-- START --
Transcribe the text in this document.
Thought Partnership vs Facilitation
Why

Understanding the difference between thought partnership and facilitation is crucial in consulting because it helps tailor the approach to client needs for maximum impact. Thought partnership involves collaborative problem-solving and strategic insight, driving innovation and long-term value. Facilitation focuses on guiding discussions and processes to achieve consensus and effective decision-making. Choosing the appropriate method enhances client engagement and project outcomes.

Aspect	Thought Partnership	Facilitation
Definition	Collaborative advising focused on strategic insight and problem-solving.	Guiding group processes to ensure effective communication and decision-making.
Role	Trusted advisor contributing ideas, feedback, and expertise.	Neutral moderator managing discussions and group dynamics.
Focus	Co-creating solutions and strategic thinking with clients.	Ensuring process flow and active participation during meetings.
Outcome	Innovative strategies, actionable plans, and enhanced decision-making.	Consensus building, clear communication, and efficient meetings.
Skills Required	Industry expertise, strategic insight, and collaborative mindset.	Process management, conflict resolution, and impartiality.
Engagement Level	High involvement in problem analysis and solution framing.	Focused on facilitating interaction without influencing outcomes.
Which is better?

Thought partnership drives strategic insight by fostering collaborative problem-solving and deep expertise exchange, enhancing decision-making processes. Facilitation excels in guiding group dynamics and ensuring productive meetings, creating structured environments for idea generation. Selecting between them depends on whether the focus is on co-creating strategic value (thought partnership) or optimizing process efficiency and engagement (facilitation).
-- END --
Copy out the lines in which the string "communication" appears.

Definition	Collaborative advising focused on strategic insight and problem-solving.	Guiding group processes to ensure effective communication and decision-making.
Outcome	Innovative strategies, actionable plans, and enhanced decision-making.	Consensus building, clear communication, and efficient meetings.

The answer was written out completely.